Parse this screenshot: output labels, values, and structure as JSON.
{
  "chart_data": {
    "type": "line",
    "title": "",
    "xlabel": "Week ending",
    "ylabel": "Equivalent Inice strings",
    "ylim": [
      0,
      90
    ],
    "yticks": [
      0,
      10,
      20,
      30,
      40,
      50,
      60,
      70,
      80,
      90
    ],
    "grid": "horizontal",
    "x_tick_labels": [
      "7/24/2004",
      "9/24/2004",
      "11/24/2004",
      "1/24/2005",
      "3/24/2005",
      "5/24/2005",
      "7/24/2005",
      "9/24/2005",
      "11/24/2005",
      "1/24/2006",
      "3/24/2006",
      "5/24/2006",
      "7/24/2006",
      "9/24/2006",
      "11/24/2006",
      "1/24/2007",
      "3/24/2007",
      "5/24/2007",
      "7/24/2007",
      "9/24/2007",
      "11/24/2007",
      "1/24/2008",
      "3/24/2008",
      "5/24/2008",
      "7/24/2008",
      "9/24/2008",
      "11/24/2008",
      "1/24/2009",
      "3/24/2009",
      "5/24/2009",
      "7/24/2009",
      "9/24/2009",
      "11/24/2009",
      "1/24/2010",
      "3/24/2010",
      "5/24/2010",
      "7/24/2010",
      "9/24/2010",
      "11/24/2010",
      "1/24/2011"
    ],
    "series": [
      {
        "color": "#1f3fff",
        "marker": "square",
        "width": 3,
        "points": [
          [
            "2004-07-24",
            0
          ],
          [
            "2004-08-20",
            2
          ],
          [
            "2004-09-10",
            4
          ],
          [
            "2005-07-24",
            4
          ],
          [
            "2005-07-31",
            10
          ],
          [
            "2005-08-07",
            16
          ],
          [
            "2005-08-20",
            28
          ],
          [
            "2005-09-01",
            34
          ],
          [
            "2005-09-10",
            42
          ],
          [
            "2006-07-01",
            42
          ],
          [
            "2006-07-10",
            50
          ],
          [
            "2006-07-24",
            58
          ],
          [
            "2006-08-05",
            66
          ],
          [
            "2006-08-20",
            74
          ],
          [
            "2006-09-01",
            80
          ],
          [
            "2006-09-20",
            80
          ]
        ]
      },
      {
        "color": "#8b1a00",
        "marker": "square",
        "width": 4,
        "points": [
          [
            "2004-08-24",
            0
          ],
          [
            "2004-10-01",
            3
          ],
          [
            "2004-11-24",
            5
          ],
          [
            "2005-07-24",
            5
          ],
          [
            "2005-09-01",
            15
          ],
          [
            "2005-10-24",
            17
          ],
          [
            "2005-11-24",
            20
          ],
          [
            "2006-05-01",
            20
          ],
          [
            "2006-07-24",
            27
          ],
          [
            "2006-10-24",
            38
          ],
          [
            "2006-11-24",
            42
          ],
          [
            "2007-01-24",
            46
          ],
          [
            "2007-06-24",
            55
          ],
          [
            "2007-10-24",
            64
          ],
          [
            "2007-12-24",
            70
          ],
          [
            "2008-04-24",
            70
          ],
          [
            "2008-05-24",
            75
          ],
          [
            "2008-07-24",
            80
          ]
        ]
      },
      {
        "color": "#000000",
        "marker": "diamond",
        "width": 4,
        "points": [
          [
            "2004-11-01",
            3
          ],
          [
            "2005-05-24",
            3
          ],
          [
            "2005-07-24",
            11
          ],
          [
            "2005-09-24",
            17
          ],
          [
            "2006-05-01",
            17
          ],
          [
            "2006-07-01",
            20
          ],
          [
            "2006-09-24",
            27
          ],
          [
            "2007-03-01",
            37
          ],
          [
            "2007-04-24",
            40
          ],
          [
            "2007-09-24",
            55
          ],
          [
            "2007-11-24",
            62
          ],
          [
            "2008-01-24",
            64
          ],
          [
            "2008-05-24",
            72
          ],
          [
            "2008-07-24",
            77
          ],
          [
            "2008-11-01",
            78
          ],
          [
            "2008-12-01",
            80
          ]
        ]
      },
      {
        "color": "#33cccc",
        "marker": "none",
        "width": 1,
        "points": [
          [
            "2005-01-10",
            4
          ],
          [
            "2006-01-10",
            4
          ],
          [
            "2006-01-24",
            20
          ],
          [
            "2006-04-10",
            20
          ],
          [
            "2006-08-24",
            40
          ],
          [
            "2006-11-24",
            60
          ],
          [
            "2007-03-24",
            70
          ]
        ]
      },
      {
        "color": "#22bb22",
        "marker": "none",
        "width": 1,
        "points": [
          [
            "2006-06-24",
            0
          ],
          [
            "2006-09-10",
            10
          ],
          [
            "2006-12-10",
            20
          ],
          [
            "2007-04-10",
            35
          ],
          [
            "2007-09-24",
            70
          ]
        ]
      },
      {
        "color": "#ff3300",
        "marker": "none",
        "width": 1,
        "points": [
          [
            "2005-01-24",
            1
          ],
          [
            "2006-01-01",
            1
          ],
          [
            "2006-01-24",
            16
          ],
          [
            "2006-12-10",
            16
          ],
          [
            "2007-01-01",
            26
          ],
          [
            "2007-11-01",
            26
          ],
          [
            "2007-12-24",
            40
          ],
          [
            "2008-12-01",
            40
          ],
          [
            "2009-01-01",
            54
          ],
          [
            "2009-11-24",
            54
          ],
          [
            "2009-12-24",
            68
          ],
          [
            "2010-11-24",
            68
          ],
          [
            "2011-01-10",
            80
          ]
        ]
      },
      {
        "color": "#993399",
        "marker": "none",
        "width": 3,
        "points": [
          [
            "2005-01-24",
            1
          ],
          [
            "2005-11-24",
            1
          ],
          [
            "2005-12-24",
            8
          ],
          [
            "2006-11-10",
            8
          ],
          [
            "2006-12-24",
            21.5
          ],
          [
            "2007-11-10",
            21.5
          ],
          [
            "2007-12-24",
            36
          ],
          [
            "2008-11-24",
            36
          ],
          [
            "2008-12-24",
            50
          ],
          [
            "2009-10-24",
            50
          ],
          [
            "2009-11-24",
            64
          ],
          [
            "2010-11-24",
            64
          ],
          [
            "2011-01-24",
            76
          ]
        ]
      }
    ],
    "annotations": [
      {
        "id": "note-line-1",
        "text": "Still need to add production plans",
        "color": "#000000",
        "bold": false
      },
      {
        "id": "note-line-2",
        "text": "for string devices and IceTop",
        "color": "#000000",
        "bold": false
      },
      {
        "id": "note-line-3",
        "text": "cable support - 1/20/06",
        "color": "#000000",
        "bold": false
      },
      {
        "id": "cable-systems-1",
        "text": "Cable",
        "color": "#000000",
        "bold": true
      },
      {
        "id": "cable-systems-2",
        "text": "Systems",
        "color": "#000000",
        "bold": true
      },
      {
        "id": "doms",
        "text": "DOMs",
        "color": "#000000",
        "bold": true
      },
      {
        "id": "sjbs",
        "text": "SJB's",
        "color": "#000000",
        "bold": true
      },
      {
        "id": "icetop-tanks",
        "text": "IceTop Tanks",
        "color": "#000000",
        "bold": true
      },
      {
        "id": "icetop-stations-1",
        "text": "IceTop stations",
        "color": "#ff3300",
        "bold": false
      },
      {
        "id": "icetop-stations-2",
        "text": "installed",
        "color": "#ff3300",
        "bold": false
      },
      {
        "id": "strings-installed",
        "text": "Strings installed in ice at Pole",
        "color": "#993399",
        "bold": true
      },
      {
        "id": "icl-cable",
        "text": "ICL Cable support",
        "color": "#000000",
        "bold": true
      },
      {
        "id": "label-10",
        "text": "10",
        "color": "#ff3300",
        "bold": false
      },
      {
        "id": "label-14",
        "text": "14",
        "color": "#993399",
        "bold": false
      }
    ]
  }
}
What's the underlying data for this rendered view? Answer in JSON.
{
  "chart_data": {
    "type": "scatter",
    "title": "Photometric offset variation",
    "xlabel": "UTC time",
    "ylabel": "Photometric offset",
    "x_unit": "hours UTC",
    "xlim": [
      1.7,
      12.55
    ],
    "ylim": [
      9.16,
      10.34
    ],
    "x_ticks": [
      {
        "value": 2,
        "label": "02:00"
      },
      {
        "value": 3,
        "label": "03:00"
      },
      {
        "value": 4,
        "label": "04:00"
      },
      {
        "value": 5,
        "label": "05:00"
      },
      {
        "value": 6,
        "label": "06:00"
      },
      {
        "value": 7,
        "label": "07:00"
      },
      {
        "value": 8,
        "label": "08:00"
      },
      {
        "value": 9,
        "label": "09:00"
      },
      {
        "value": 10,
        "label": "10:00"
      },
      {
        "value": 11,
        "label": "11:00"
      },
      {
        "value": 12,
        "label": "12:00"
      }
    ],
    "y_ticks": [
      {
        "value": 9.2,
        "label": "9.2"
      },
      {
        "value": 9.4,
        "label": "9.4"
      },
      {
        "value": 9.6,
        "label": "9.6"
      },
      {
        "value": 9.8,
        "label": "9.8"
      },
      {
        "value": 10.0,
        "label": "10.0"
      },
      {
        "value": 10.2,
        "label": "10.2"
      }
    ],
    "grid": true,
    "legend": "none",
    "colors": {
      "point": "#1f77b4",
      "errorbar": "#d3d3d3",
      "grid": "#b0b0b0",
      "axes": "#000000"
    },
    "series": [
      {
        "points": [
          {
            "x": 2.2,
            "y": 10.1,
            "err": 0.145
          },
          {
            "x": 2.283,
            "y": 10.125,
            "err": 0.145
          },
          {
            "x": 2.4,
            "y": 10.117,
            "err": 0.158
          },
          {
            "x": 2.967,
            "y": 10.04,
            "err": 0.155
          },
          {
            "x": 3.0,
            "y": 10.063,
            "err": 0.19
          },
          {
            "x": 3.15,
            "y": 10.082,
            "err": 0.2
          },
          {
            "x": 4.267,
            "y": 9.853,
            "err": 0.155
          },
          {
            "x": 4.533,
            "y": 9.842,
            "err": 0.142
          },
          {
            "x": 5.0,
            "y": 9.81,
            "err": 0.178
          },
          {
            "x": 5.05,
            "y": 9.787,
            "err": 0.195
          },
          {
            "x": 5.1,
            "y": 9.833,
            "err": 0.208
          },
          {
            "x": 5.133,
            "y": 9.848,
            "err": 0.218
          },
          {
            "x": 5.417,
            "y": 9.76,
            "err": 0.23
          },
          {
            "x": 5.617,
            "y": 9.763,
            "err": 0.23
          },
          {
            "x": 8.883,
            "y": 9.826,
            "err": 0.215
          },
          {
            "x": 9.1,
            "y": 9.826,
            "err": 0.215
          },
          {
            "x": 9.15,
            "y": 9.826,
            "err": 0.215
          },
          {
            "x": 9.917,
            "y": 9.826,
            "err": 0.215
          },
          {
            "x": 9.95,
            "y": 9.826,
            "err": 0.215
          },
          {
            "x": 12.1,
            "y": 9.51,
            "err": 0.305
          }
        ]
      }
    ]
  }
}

== SET EXERCISE ==
Take every line above carrying "this" and return it.

== EXERCISE RESPONSE ==
Parse this screenshot: output labels, values, and structure as JSON.
What's the underlying data for this rendered view? Answer in JSON.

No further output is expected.